● **Task brief**
From the entries below, pull out each line where "properties" appears.
## BEGIN Available records
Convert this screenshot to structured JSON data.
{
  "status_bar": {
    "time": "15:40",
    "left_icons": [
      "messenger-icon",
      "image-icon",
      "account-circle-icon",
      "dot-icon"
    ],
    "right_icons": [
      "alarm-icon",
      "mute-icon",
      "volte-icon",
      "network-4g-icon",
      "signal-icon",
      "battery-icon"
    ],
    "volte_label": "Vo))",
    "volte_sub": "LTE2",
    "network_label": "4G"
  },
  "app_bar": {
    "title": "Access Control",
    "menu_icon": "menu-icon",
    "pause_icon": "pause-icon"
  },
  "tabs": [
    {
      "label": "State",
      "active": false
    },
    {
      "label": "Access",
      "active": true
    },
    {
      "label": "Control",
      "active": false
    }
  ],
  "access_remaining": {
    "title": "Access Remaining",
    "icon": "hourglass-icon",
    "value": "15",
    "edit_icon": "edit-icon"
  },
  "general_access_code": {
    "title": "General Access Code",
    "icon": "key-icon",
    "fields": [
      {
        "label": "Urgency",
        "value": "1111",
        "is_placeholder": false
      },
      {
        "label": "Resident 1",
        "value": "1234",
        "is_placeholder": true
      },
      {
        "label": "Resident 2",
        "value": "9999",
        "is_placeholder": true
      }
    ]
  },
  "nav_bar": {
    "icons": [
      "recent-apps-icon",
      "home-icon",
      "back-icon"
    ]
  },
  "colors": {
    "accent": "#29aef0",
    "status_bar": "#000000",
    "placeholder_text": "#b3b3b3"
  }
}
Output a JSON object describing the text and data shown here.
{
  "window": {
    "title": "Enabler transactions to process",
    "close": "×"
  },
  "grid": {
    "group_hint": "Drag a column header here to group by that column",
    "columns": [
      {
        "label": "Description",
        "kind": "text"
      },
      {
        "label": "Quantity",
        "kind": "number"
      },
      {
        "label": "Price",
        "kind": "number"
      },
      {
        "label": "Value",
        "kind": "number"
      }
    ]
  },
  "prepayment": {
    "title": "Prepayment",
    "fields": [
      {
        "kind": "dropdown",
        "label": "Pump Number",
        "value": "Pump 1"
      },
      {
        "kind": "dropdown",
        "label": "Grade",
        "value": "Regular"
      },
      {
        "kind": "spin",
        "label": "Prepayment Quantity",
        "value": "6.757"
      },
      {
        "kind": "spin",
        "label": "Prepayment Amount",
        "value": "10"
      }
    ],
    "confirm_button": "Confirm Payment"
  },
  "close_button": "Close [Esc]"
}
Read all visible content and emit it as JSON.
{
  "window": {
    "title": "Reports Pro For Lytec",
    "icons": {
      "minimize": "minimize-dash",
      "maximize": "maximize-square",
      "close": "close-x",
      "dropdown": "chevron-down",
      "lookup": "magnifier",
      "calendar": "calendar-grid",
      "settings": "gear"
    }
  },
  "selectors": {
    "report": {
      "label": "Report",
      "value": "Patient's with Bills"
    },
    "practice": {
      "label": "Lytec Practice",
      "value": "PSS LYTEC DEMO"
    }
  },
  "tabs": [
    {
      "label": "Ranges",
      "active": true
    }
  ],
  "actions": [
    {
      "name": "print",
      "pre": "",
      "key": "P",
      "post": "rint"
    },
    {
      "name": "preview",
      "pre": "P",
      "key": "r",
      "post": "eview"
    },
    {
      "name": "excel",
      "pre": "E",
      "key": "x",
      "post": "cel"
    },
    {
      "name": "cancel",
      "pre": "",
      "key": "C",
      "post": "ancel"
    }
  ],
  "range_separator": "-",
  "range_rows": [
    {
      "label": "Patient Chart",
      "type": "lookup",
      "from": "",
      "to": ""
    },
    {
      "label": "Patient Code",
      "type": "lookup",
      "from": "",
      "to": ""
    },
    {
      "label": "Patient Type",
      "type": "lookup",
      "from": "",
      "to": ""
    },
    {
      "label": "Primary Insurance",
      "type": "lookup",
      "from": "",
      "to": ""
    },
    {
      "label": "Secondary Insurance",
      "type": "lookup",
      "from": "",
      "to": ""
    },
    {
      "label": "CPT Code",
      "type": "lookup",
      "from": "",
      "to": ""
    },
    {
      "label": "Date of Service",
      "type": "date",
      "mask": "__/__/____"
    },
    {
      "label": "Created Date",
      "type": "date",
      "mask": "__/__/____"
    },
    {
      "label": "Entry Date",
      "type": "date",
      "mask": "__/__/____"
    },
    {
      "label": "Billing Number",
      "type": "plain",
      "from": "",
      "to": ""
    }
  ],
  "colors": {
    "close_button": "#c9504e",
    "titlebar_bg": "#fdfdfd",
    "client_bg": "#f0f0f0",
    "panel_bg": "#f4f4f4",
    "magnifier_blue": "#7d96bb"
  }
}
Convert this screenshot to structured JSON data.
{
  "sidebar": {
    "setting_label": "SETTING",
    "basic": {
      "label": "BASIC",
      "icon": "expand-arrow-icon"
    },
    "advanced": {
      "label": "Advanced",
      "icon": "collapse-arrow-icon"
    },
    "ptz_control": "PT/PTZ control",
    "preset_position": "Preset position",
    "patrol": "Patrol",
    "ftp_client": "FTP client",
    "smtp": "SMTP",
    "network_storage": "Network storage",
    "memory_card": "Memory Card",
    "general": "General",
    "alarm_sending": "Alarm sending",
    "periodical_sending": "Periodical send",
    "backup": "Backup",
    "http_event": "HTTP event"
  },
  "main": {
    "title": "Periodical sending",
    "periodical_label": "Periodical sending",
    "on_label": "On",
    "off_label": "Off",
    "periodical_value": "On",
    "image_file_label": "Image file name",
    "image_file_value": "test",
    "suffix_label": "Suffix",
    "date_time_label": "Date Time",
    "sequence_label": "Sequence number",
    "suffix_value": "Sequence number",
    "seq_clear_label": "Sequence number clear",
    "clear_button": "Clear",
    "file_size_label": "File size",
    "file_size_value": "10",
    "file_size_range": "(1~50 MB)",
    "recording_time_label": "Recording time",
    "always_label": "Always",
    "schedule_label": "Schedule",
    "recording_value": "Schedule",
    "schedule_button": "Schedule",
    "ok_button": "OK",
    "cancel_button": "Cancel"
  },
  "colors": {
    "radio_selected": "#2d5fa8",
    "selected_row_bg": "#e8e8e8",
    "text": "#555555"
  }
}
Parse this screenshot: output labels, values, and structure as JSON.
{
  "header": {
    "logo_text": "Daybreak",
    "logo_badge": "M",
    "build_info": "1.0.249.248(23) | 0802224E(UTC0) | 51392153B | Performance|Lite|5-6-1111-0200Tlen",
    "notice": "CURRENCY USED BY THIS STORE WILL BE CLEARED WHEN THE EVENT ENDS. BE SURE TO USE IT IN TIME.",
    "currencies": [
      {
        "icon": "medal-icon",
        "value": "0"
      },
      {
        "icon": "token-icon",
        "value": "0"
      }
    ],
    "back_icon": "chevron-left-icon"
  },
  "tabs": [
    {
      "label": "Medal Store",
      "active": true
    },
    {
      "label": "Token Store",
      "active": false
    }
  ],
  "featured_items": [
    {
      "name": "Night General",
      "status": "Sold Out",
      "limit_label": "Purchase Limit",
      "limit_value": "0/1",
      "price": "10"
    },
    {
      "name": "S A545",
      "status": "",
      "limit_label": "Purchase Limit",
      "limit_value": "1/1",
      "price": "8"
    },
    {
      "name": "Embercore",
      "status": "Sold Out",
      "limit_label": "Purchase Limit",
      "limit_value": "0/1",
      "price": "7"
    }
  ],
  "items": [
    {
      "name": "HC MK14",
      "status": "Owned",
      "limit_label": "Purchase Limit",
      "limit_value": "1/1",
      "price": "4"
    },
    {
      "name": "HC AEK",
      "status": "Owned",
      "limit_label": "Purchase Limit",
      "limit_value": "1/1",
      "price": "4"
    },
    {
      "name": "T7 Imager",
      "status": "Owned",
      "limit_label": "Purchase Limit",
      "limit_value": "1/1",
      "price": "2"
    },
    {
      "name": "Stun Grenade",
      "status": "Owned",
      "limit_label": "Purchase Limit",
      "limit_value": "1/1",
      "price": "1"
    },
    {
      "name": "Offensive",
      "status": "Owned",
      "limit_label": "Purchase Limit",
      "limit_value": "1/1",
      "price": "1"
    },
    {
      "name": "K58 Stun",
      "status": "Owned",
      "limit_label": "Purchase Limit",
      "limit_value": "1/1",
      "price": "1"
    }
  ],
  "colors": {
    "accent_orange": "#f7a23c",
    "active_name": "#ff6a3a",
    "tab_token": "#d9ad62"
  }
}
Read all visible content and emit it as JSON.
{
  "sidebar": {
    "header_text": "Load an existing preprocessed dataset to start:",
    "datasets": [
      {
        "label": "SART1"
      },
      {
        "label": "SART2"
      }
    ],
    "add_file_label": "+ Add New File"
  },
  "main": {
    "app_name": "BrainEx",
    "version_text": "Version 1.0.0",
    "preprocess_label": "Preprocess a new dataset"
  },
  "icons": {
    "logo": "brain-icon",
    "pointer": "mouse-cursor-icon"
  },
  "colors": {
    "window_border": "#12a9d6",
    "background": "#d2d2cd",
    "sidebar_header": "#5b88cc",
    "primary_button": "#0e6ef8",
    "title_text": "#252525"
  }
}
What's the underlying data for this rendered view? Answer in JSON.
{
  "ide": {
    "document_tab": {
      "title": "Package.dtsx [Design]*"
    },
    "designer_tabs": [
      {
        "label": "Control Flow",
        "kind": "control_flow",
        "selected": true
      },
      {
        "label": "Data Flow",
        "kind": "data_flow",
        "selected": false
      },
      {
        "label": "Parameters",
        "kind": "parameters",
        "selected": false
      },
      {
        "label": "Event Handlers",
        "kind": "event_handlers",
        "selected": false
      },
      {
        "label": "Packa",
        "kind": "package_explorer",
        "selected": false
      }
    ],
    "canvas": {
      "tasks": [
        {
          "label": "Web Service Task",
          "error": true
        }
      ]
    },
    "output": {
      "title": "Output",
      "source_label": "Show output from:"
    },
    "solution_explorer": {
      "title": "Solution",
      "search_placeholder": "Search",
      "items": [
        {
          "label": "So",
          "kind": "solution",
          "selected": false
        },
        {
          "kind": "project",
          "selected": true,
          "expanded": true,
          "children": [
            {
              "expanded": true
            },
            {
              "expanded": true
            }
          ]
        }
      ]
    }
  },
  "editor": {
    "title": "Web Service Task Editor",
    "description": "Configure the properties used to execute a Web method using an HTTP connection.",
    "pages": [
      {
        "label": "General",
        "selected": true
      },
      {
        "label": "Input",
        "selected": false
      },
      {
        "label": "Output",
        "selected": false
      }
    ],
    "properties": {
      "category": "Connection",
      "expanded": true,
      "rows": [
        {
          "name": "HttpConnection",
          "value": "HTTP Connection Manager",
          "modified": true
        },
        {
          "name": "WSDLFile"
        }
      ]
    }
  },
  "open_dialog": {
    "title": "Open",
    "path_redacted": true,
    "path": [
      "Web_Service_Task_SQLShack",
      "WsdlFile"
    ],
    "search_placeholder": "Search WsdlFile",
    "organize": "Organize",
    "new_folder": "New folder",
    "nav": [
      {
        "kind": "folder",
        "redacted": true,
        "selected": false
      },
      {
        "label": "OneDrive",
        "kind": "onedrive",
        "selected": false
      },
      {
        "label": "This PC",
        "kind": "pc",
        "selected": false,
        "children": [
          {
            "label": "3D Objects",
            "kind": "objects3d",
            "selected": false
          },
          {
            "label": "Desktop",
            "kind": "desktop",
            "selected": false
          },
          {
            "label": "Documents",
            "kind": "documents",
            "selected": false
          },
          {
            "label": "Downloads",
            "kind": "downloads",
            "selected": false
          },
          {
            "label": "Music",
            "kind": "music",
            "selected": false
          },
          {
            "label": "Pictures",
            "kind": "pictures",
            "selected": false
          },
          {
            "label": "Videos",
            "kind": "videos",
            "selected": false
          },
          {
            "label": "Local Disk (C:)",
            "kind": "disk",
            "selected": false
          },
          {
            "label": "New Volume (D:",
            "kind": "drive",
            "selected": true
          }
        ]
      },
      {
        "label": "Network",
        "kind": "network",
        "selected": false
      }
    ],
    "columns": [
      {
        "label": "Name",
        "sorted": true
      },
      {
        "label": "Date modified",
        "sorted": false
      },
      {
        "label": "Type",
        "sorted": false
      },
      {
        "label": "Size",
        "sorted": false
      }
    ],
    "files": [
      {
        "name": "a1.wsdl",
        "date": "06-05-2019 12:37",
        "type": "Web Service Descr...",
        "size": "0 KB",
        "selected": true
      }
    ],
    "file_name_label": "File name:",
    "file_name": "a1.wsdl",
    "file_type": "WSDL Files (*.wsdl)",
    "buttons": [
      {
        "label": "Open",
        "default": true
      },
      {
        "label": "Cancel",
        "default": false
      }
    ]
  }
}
## END Available records
● **Completed exercise**
    "description": "Configure the properties used to execute a Web method using an HTTP connection.",
    "properties": {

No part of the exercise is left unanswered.